● What you need to do: From the records below, copy every line that contains the word "BALL".

● Information provided:
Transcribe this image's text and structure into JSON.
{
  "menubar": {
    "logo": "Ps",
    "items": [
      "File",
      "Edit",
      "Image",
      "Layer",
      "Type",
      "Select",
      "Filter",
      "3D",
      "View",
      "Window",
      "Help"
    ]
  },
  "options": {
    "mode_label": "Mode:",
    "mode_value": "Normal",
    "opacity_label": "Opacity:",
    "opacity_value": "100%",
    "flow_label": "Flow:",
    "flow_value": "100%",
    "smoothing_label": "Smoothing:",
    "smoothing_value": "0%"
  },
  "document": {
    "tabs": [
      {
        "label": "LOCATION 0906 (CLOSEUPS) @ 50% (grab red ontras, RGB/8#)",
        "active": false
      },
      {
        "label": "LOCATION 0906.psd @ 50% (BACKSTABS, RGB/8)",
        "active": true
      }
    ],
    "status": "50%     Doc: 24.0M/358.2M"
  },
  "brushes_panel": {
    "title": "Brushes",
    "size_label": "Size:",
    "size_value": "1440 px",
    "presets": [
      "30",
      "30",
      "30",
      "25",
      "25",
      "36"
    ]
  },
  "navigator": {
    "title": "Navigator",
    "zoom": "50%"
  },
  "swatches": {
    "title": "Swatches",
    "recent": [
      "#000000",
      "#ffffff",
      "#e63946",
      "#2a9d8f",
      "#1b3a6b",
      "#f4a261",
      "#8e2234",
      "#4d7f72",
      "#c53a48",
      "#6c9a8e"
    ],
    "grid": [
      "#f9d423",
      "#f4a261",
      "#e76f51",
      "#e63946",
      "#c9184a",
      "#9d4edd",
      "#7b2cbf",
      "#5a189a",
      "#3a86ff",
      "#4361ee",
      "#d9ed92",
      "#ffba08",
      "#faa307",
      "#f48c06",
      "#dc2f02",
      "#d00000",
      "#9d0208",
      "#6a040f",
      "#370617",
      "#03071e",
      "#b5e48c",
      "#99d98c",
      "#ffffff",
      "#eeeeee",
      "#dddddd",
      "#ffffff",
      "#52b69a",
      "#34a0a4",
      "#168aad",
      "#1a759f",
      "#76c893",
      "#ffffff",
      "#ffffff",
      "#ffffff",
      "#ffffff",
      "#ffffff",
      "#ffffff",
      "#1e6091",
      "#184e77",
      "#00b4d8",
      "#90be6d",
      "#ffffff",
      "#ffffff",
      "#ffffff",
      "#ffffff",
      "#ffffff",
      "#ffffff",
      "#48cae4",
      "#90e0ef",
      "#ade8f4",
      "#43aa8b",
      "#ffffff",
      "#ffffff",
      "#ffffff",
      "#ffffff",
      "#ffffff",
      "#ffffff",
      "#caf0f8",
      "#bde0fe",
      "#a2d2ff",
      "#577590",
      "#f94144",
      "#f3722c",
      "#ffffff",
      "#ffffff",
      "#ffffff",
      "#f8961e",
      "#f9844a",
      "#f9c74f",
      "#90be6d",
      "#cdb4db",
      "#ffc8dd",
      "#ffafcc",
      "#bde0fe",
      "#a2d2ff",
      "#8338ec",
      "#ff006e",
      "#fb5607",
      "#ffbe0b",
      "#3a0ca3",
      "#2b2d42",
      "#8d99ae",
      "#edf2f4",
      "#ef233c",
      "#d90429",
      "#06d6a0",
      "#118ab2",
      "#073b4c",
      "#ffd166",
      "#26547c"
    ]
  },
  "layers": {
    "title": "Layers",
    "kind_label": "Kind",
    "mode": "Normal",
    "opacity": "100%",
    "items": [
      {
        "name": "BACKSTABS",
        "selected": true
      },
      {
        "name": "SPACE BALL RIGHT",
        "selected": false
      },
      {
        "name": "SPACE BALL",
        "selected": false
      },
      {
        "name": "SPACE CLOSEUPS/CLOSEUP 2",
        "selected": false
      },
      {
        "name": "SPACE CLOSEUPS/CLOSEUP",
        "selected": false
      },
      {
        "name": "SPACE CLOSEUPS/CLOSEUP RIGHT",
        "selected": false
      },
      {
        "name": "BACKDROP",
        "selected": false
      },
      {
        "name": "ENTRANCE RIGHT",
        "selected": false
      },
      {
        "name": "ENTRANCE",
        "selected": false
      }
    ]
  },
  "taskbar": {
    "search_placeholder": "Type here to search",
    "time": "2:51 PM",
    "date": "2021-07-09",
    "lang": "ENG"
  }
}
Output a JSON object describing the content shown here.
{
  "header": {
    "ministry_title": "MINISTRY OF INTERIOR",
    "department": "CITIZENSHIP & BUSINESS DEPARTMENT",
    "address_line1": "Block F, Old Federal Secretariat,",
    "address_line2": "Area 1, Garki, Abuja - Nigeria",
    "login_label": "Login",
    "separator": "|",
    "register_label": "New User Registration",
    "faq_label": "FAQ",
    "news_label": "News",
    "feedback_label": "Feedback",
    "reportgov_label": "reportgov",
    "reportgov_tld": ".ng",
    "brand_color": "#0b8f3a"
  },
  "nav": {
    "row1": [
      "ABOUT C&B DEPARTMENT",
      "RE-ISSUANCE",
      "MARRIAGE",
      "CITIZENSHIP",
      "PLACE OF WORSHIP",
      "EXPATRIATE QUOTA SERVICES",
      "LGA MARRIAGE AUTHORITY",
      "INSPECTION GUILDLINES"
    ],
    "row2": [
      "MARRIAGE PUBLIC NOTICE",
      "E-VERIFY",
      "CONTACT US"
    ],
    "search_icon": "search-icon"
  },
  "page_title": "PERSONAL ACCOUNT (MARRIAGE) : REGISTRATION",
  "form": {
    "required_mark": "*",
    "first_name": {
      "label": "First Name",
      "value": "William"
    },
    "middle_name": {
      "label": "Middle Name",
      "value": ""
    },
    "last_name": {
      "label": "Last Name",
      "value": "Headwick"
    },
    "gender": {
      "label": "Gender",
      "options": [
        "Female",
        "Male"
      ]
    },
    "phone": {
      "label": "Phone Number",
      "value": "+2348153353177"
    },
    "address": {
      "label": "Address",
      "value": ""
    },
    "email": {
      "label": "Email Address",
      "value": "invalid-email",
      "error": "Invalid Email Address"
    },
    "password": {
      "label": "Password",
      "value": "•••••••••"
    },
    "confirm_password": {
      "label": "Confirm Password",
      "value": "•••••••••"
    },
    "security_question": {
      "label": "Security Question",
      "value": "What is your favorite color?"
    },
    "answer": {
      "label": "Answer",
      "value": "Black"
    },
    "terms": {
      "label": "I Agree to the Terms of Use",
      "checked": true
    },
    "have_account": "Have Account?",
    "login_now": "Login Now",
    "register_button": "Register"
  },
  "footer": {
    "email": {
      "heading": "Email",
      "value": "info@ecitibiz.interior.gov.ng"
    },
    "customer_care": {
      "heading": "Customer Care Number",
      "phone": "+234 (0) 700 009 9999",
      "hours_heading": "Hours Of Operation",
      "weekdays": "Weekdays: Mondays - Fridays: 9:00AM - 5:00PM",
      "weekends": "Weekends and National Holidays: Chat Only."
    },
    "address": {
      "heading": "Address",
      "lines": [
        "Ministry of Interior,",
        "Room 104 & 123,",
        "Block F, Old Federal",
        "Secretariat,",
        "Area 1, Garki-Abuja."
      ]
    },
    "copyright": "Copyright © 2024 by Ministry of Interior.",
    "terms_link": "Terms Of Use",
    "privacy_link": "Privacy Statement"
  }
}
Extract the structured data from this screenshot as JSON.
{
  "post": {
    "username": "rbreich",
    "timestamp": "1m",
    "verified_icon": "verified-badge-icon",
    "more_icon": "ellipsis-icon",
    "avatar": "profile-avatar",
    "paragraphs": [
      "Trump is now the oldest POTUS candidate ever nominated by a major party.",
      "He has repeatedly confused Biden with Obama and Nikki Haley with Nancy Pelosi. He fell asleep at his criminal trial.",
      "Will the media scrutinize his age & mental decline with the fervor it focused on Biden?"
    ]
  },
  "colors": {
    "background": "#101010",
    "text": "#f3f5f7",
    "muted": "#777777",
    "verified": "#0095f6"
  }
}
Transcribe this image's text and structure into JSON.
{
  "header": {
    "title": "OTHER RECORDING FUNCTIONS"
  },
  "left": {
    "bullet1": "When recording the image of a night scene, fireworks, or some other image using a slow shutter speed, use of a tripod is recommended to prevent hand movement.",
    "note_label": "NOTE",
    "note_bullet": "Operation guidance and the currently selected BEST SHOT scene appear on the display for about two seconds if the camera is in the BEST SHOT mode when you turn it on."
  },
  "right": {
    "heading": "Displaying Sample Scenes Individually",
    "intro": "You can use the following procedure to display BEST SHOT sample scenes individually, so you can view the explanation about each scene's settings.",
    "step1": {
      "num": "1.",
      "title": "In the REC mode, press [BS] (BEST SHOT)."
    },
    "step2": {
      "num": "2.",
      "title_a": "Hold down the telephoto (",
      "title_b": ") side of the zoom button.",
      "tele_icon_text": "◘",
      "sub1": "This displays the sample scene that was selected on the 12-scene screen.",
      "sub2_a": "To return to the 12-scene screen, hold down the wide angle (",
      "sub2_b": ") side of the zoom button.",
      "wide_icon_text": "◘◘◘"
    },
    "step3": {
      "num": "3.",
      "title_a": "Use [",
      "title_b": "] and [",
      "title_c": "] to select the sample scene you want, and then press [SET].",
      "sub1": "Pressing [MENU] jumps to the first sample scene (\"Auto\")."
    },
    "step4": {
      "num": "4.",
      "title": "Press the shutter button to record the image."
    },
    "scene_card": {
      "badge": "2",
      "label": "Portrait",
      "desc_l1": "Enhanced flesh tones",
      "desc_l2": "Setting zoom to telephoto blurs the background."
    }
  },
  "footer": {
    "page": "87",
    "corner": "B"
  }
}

● The result:
        "name": "SPACE BALL RIGHT",
        "name": "SPACE BALL",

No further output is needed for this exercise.